*Tarea*
Según el fragmento, ¿por qué el espectáculo de Zapatero manejando los dados "nos hiela la sonrisa" y obliga a ponerse serio? Responde en una a tres oraciones.

*Fragmento del documento*
★ ★ ★

Posiblemente, hay pocos espectáculos tan emocionantes como el de Zapatero manejando los dados: sus apuestas son cada vez más temerarias, sus faroles, más escandalosos, y por eso cada vez más gente se congrega con curiosidad en torno a la mesa de juego.Sin embargo, hay algo que de inmediato nos hiela la sonrisa y nos obliga a ponernos necesariamente serios, porque lo que al cabo se ventila en el tapete no es el éxito personal del jugador, sino el patrimonio común de todos los espectadores; lo que está al albur de un golpe de cubilete no es si el apostador gana o se arruina, sino, ni más ni menos, que la sostenibilidad futura de nuestro modelo político de convivencia.
Dicen los que juegan al póquer que cuando no tienes cartas, pero quieres ir, lo mejor es hacerlo con el mayor desparpajo posible y sabiendo que tus posibilidades aumentan cuanto más tiempo seas capaz de mantener la apuesta. Pero, evidentemente, no puedes seguir en la partida si no dispones de fichas con las que apostar.Durante la primera mitad de su mandato, Zapatero buscó el efectivo necesario en el entendimiento con el ala más radical del nacionalismo, una alianza cara, de un precio desorbitante, pero que Rodríguez Zapatero ha obtenido mediante pagarés a cuenta de algo que no es suyo, sino de todos. Un caudal que, por otra parte, no es producto de la casualidad, sino fruto de más de 25 años de esfuerzo común. Me refiero, como es obvio, a nuestro modelo de Estado de las Autonomías, a los principios constitucionales de unidad, autonomía y solidaridad sobre los que reposa, y al pacto político de consenso que le proporciona estabilidad. Éste es el patrimonio que ahora peligra en manos de un jugador de ventaja cuya estrella está en declive.

★ ★ ★

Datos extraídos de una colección
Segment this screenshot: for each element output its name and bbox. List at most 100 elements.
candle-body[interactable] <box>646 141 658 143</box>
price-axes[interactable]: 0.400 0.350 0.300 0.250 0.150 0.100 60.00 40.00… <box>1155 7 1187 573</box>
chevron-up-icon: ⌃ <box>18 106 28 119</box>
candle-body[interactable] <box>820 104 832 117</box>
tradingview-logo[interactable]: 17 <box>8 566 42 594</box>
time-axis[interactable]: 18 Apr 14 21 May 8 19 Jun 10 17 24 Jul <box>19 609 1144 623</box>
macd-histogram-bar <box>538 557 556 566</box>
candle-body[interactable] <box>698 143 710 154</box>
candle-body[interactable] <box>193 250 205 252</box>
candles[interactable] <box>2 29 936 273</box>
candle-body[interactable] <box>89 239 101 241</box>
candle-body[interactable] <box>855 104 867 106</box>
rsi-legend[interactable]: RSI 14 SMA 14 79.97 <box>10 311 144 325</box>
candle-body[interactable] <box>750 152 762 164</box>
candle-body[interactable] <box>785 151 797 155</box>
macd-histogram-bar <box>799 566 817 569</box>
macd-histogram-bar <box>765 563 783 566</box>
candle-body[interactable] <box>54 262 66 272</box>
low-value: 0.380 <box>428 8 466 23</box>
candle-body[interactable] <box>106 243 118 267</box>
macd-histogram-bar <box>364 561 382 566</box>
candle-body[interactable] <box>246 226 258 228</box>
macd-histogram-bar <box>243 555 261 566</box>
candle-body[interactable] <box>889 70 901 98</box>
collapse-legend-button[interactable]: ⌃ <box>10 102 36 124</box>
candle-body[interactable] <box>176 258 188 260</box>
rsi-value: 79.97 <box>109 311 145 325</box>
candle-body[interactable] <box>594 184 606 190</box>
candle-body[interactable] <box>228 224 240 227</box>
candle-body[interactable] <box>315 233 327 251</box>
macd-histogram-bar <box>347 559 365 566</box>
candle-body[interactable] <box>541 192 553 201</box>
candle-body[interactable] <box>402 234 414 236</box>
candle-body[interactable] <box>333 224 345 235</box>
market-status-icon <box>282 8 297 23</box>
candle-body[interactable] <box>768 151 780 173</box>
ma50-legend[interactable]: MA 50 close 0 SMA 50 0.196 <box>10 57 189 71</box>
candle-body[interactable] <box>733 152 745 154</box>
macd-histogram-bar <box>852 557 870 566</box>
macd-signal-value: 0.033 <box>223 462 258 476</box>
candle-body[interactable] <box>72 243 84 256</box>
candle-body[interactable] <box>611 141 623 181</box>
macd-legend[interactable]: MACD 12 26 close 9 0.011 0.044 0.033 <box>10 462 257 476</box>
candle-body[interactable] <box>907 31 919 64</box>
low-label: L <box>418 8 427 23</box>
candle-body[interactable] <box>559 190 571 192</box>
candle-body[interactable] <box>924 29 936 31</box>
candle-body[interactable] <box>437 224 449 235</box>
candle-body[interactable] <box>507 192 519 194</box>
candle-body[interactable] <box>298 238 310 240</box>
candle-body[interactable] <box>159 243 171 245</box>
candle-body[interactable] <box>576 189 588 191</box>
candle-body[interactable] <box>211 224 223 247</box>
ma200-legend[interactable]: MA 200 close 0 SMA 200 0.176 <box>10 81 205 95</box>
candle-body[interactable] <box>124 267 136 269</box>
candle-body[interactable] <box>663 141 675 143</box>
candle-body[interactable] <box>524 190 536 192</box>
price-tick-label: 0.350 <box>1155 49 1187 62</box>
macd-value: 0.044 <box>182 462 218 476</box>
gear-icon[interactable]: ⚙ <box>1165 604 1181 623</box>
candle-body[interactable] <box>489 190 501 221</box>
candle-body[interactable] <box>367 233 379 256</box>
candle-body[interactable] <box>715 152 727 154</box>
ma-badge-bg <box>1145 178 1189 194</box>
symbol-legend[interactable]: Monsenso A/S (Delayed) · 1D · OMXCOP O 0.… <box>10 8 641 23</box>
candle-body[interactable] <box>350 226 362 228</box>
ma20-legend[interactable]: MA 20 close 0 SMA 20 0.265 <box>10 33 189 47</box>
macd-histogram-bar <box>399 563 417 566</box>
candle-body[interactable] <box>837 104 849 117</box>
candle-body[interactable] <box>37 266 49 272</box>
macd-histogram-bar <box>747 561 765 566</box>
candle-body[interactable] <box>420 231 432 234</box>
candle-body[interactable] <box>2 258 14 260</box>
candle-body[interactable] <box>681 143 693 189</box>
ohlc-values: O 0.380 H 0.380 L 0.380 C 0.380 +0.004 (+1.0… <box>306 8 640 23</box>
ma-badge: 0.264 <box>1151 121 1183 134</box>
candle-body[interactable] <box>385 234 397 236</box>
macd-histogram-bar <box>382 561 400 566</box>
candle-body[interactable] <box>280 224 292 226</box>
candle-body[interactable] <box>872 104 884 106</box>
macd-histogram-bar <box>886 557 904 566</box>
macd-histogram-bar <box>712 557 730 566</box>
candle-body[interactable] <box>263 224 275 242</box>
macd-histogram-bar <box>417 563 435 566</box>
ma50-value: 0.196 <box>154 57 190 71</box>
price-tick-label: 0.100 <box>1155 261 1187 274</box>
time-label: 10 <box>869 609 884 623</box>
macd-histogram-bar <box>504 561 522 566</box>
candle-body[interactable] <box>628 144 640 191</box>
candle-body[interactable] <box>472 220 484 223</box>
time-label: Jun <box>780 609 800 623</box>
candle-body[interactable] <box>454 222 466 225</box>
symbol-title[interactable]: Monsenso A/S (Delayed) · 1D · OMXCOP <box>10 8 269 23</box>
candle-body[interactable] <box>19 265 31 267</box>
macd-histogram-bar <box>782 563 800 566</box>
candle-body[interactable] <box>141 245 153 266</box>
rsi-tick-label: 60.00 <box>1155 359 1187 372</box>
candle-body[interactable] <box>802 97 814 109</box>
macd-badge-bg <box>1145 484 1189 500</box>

★ ★ ★

*Respuesta*
Porque lo que se ventila en el tapete no es el éxito personal del jugador, sino el patrimonio común de todos los espectadores. Lo que está en juego con cada golpe de cubilete es la sostenibilidad futura del modelo político de convivencia.